#### [Excerpted records]
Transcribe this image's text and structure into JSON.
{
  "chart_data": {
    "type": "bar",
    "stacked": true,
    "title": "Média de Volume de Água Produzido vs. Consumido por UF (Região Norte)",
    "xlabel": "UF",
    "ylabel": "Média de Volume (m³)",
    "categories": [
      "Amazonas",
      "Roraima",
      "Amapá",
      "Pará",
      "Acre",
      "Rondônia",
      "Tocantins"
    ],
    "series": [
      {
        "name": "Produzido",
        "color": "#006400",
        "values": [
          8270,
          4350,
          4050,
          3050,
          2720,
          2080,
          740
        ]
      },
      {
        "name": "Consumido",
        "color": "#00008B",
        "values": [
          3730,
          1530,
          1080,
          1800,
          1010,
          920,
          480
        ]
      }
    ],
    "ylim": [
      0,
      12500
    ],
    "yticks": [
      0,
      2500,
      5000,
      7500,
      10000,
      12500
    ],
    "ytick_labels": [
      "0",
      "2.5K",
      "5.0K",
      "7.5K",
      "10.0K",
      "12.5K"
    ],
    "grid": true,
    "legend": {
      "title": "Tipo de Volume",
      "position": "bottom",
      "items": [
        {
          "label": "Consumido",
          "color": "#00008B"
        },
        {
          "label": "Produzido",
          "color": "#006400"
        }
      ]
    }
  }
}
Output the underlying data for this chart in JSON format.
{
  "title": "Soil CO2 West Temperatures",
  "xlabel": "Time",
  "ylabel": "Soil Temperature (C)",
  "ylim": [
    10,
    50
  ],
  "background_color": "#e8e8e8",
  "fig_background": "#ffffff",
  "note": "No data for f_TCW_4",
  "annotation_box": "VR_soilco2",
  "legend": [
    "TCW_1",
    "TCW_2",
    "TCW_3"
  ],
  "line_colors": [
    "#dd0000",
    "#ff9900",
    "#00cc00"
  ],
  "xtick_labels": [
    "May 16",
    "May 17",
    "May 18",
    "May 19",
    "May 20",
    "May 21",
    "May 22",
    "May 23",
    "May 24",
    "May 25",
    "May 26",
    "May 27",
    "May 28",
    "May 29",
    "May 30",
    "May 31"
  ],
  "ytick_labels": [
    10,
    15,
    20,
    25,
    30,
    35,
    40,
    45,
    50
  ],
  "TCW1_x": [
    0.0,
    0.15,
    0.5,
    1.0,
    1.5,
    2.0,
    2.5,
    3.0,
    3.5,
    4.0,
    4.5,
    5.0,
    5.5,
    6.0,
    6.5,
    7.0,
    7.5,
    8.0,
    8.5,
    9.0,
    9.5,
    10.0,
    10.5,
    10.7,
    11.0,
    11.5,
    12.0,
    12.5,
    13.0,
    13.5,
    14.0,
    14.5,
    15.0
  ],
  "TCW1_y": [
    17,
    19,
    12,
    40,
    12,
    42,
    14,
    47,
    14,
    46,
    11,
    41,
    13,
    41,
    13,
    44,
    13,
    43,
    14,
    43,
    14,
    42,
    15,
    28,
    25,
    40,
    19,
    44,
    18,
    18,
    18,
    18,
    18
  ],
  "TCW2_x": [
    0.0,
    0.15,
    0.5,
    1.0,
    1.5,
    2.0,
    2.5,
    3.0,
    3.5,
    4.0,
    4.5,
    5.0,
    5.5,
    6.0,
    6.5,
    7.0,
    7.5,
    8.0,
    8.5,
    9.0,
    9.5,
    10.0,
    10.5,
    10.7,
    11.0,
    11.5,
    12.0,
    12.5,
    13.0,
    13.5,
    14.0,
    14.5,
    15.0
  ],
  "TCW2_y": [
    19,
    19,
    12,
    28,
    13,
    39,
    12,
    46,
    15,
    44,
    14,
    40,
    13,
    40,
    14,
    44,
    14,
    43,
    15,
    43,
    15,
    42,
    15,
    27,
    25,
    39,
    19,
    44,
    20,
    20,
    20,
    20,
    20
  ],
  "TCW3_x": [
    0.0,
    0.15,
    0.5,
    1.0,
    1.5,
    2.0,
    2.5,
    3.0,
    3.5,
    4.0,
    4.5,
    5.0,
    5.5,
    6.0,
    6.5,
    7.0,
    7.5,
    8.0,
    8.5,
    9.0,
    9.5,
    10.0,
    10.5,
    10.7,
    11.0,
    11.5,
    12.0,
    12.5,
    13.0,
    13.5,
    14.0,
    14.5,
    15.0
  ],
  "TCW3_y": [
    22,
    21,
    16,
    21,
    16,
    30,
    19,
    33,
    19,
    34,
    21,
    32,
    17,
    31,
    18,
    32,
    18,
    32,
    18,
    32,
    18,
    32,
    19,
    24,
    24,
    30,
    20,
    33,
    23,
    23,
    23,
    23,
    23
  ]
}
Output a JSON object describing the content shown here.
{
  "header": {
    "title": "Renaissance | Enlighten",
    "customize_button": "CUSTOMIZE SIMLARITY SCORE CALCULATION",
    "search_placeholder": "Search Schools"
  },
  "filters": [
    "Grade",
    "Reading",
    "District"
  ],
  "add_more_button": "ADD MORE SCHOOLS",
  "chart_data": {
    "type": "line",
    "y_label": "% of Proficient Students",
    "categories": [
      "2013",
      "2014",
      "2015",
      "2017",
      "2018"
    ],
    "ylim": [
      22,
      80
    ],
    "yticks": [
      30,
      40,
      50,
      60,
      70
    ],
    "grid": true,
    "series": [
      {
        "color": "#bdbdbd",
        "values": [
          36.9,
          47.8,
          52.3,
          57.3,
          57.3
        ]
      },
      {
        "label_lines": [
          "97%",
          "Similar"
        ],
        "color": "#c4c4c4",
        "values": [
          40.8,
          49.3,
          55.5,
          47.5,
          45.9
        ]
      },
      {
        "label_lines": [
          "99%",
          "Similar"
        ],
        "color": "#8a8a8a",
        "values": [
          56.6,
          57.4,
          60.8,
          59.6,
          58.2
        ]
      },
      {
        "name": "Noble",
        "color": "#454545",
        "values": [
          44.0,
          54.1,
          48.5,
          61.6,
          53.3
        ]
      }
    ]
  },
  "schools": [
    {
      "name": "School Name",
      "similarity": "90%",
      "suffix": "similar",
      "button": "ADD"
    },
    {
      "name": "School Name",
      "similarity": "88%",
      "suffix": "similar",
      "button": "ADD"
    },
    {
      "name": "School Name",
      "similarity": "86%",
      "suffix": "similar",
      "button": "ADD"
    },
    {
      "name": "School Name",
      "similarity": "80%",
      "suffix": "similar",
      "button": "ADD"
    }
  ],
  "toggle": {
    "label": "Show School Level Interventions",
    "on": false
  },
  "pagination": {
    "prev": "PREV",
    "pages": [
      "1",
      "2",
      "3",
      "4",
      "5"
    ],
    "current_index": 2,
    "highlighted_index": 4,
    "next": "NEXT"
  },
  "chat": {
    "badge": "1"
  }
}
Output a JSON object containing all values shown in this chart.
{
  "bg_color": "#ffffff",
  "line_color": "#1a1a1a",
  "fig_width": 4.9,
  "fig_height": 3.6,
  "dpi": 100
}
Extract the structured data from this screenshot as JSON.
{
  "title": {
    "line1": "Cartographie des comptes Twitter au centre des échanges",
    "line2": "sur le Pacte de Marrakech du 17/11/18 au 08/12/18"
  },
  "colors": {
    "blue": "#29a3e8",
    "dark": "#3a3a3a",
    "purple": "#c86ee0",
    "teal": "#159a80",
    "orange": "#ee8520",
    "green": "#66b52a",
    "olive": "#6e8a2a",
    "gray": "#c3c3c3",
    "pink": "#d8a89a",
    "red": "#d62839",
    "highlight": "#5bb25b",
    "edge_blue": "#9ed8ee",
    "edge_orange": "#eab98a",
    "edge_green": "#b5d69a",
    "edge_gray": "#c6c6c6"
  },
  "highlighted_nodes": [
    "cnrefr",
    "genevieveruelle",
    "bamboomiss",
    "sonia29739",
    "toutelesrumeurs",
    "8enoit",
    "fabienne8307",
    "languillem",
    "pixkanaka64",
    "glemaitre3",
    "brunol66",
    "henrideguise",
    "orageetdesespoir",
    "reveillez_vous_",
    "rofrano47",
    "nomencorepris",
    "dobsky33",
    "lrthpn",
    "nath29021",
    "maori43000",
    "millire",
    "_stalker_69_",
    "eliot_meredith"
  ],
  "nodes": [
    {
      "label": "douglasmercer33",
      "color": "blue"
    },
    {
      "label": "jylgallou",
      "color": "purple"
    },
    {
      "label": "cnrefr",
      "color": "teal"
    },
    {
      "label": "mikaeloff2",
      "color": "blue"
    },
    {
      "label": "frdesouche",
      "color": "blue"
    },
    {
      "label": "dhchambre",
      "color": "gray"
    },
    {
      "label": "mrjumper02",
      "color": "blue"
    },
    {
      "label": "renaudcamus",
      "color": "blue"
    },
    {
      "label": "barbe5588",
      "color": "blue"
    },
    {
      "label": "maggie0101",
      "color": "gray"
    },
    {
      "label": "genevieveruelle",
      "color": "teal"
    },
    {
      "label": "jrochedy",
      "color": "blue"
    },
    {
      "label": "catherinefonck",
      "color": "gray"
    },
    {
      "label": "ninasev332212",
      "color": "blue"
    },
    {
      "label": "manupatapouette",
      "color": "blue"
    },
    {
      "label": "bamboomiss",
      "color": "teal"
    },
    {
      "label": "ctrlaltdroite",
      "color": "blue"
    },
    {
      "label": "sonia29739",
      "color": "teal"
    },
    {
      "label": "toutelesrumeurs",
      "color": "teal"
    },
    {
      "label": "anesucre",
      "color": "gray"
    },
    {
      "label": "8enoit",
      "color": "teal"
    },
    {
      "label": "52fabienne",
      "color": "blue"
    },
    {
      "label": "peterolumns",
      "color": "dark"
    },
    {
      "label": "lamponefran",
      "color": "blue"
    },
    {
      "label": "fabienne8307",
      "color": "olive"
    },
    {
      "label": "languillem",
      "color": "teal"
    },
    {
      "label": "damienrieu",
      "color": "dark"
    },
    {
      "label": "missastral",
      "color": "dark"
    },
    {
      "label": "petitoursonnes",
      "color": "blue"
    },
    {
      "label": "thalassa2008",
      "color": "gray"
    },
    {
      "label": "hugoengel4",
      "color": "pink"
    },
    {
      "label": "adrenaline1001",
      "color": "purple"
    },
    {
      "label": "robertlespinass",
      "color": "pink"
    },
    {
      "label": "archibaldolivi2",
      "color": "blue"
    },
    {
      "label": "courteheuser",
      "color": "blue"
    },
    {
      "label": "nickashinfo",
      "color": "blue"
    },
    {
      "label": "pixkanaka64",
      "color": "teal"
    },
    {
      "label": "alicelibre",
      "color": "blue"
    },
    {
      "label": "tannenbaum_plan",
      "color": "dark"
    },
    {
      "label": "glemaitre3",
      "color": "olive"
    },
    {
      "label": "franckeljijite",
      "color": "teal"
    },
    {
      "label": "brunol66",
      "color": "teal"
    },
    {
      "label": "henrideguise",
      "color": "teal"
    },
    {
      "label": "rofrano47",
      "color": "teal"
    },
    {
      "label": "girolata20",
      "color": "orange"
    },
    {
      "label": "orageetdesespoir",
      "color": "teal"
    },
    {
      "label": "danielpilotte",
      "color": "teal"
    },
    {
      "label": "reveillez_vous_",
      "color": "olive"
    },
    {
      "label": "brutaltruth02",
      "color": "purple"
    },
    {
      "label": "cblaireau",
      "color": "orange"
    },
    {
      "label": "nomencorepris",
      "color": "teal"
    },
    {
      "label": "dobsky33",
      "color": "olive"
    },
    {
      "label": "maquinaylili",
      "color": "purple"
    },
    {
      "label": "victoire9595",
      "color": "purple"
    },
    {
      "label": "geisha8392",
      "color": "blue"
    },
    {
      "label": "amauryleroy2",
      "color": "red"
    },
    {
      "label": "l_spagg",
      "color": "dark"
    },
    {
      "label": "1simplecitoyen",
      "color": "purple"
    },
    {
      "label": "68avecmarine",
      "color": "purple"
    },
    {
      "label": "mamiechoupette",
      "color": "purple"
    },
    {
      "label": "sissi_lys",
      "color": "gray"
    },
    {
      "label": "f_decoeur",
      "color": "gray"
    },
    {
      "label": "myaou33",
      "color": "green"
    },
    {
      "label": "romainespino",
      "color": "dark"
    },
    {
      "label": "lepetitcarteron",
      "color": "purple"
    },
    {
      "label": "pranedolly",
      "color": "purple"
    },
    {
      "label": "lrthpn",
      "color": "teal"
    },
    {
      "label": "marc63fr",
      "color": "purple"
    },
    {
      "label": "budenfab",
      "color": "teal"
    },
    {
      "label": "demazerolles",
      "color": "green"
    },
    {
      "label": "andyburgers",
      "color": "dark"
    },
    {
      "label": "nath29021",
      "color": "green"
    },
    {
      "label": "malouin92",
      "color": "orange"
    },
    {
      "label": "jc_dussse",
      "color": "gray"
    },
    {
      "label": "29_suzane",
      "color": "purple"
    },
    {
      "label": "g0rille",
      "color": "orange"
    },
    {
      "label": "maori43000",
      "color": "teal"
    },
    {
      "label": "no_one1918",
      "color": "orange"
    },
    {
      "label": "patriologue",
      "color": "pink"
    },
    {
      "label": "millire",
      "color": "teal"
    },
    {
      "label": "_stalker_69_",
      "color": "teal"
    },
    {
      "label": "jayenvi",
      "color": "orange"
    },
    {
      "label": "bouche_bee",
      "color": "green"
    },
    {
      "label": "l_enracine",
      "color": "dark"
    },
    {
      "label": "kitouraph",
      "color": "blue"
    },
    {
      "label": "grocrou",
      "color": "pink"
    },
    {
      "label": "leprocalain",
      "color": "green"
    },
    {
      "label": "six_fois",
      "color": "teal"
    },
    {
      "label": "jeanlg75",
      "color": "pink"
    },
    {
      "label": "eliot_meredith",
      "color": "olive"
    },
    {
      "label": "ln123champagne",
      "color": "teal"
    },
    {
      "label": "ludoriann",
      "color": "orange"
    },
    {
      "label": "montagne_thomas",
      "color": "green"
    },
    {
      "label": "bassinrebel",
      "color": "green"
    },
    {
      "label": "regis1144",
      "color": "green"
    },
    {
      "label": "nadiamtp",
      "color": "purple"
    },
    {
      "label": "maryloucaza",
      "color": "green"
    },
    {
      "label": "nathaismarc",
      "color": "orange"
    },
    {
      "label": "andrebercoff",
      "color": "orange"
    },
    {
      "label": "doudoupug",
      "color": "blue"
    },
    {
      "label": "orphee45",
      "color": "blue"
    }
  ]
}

#### [Your instructions]
Identify and copy the lines holding the word "orageetdesespoir".

#### [Answer to the task]
    "orageetdesespoir",
      "label": "orageetdesespoir",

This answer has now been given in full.